**DATA FOR THE TASK**
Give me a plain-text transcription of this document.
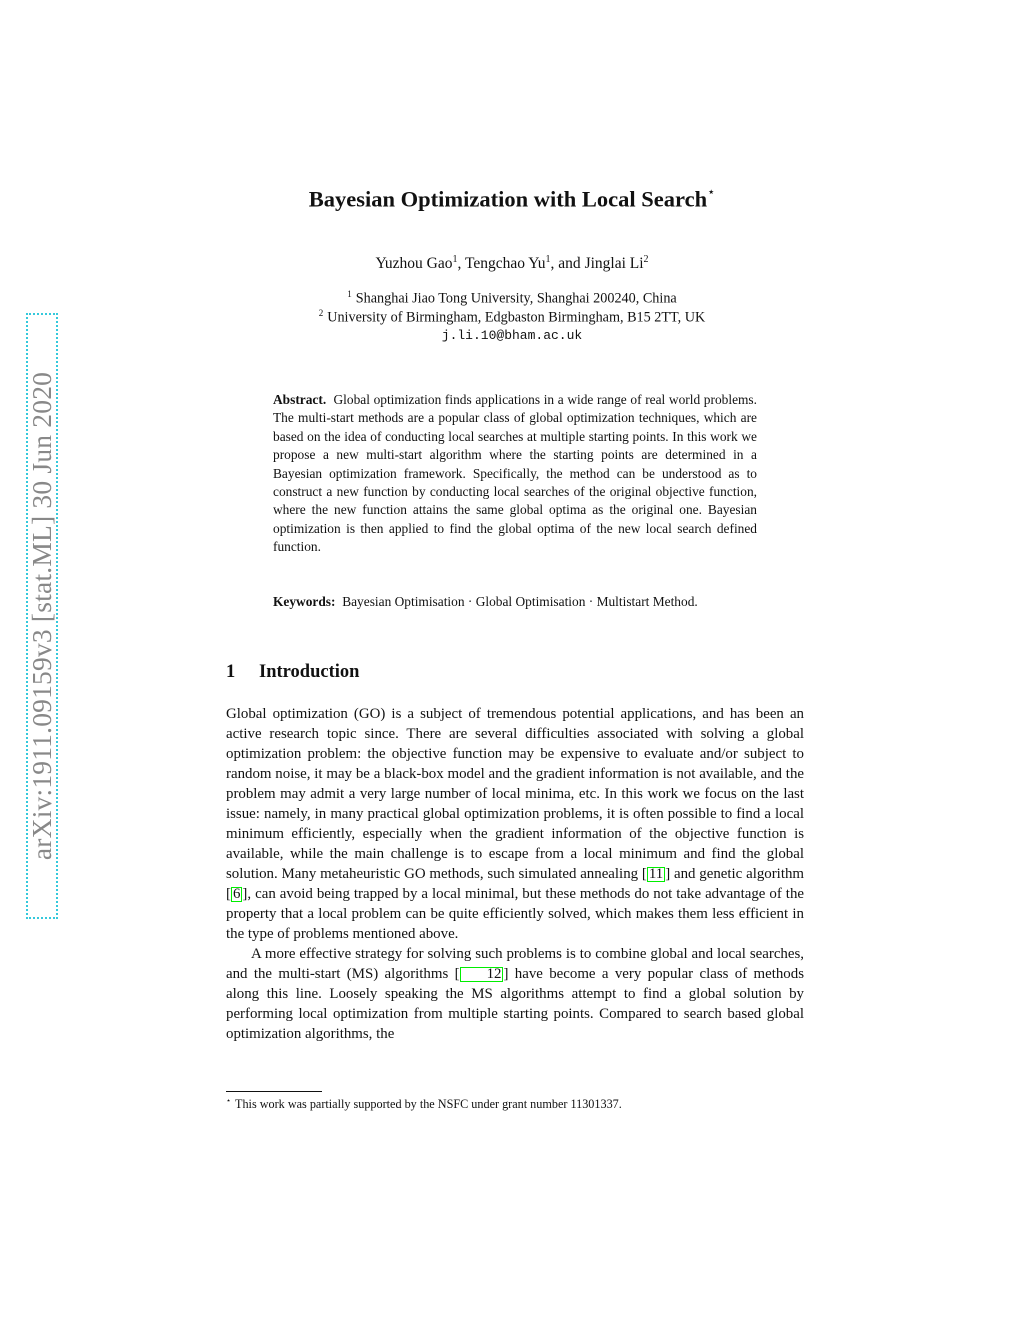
arXiv:1911.09159v3 [stat.ML] 30 Jun 2020
Bayesian Optimization with Local Search⋆
Yuzhou Gao$^1$, Tengchao Yu$^1$, and Jinglai Li$^2$
$^1$ Shanghai Jiao Tong University, Shanghai 200240, China
$^2$ University of Birmingham, Edgbaston Birmingham, B15 2TT, UK
j.li.10@bham.ac.uk
Abstract. Global optimization finds applications in a wide range of real world problems. The multi-start methods are a popular class of global optimization techniques, which are based on the idea of conducting local searches at multiple starting points. In this work we propose a new multi-start algorithm where the starting points are determined in a Bayesian optimization framework. Specifically, the method can be understood as to construct a new function by conducting local searches of the original objective function, where the new function attains the same global optima as the original one. Bayesian optimization is then applied to find the global optima of the new local search defined function.
Keywords: Bayesian Optimisation · Global Optimisation · Multistart Method.
1 Introduction

Global optimization (GO) is a subject of tremendous potential applications, and has been an active research topic since. There are several difficulties associated with solving a global optimization problem: the objective function may be expensive to evaluate and/or subject to random noise, it may be a black-box model and the gradient information is not available, and the problem may admit a very large number of local minima, etc. In this work we focus on the last issue: namely, in many practical global optimization problems, it is often possible to find a local minimum efficiently, especially when the gradient information of the objective function is available, while the main challenge is to escape from a local minimum and find the global solution. Many metaheuristic GO methods, such simulated annealing [ 11 ] and genetic algorithm [ 6 ], can avoid being trapped by a local minimal, but these methods do not take advantage of the property that a local problem can be quite efficiently solved, which makes them less efficient in the type of problems mentioned above.

A more effective strategy for solving such problems is to combine global and local searches, and the multi-start (MS) algorithms [ 12 ] have become a very popular class of methods along this line. Loosely speaking the MS algorithms attempt to find a global solution by performing local optimization from multiple starting points. Compared to search based global optimization algorithms, the

⋆ This work was partially supported by the NSFC under grant number 11301337.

**EXERCISE PROMPT**
Find the lines that include the string "objective", then copy each of them.

**RESULT**
Abstract. Global optimization finds applications in a wide range of real world problems. The multi-start methods are a popular class of global optimization techniques, which are based on the idea of conducting local searches at multiple starting points. In this work we propose a new multi-start algorithm where the starting points are determined in a Bayesian optimization framework. Specifically, the method can be understood as to construct a new function by conducting local searches of the original objective function, where the new function attains the same global optima as the original one. Bayesian optimization is then applied to find the global optima of the new local search defined function.
Global optimization (GO) is a subject of tremendous potential applications, and has been an active research topic since. There are several difficulties associated with solving a global optimization problem: the objective function may be expensive to evaluate and/or subject to random noise, it may be a black-box model and the gradient information is not available, and the problem may admit a very large number of local minima, etc. In this work we focus on the last issue: namely, in many practical global optimization problems, it is often possible to find a local minimum efficiently, especially when the gradient information of the objective function is available, while the main challenge is to escape from a local minimum and find the global solution. Many metaheuristic GO methods, such simulated annealing [ 11 ] and genetic algorithm [ 6 ], can avoid being trapped by a local minimal, but these methods do not take advantage of the property that a local problem can be quite efficiently solved, which makes them less efficient in the type of problems mentioned above.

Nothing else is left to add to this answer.